*** Opening of PROVIDED PASSAGE ***

Skip to main content

Create evaluations

Evaluations are created when you call Chat with evaluations enabled (via Portal configuration or SDK parameters). The model output is what gets evaluated, with the request used as context. If a callback is provided, the evaluation is passed to that function asynchronously. If no callback is provided, and stream is true, then the evaluation is available on the last chunk. If no callback is provided and stream is false, then the evaluation can be found on the completion response.

Example (callback)

import maitai

async def on_eval(eval_response):
    # handle evaluate response (EvaluateResponse)
    print(eval_response)

messages = [
    {"role": "system", "content": "You are a helpful assistant"},
    {"role": "user", "content": "Generate numbers 1-10"},
]

client = maitai.MaitaiAsync()

response = await client.chat.completions.create(
    messages=messages,
    model="gpt-4o",
    session_id="YOUR_SESSION_ID",
    intent="NUMBER_GENERATOR",
    application="demo_app",
    callback=on_eval,
)

*** Close of PROVIDED PASSAGE ***

# TASK DESCRIPTION
Quote the evaluations page above word for word, starting at "Create evaluations" and ending at "print(eval_response)".

*** Opening of SOURCE DATA ***

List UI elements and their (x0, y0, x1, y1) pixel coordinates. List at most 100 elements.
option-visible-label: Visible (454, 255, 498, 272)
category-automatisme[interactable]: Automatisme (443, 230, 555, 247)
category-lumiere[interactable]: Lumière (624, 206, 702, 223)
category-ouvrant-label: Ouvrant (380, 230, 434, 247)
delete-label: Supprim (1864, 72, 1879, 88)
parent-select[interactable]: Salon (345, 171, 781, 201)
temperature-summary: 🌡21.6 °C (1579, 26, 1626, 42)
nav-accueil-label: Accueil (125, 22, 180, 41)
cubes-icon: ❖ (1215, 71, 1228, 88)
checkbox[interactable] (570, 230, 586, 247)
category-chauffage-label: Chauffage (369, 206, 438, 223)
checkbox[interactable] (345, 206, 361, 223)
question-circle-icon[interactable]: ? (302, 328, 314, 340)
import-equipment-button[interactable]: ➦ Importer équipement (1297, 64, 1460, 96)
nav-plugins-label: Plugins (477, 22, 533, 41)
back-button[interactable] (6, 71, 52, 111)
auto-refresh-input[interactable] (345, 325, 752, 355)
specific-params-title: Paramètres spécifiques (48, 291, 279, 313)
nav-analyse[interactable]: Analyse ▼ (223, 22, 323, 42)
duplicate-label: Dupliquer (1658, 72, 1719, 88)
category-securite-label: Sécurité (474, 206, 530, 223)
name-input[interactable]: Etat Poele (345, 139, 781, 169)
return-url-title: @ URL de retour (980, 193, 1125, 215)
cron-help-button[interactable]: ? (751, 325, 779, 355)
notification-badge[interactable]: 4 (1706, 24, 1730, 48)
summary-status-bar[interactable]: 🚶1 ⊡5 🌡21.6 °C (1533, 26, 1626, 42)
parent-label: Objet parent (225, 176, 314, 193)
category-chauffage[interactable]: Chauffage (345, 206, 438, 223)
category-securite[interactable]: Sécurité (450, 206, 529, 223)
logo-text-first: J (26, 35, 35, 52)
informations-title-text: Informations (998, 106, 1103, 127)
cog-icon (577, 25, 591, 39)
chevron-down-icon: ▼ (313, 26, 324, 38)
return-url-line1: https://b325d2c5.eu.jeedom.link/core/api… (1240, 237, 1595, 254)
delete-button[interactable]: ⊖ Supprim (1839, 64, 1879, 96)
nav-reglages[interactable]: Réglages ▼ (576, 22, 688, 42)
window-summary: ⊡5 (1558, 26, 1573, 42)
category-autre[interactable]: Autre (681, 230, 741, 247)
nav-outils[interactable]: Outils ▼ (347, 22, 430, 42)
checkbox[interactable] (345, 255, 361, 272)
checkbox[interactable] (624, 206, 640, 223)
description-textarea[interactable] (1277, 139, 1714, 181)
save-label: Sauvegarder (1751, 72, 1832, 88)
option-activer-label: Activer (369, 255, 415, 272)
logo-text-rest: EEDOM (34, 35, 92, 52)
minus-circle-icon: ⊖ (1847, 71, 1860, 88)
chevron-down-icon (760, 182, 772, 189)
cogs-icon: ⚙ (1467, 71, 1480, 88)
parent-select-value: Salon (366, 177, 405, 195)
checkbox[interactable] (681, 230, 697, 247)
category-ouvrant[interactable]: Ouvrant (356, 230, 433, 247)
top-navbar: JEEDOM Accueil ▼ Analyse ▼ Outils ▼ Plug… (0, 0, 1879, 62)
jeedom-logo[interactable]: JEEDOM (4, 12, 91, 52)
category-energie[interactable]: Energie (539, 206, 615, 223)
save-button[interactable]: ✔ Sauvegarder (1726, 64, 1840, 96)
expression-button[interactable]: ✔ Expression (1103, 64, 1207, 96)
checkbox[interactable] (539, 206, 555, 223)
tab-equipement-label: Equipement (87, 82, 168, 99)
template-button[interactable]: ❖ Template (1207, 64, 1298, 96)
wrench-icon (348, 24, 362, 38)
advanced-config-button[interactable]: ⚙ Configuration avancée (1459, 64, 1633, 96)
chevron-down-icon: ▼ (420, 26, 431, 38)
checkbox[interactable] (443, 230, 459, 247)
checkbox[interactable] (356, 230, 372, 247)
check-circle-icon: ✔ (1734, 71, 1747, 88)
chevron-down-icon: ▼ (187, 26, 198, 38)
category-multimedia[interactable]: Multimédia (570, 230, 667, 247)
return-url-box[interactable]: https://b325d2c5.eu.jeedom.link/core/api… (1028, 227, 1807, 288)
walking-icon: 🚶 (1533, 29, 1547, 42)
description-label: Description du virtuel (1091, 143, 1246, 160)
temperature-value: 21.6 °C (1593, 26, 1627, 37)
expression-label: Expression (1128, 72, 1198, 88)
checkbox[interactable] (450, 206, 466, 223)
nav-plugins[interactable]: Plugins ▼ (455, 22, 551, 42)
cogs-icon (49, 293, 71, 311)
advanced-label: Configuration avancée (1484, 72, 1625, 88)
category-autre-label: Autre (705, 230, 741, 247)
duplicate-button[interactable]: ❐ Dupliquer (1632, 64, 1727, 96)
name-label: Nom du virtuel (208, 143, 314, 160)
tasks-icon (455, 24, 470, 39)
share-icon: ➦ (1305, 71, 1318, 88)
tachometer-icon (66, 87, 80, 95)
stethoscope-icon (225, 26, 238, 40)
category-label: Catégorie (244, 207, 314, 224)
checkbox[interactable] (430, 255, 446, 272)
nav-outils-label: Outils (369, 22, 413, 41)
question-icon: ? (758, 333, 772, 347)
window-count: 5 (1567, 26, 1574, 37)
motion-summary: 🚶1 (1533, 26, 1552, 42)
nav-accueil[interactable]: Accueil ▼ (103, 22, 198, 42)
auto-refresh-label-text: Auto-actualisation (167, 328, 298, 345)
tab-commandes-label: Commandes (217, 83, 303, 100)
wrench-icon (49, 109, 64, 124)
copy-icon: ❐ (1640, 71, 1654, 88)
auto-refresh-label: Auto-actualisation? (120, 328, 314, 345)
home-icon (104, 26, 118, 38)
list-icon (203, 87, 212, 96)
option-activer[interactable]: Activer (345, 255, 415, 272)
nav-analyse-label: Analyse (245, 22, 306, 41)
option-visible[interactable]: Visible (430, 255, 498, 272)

*** Close of SOURCE DATA ***

# EXERCISE SOLUTION
Create evaluations

Evaluations are created when you call Chat with evaluations enabled (via Portal configuration or SDK parameters). The model output is what gets evaluated, with the request used as context. If a callback is provided, the evaluation is passed to that function asynchronously. If no callback is provided, and stream is true, then the evaluation is available on the last chunk. If no callback is provided and stream is false, then the evaluation can be found on the completion response.

Example (callback)

import maitai

async def on_eval(eval_response):
    # handle evaluate response (EvaluateResponse)
    print(eval_response)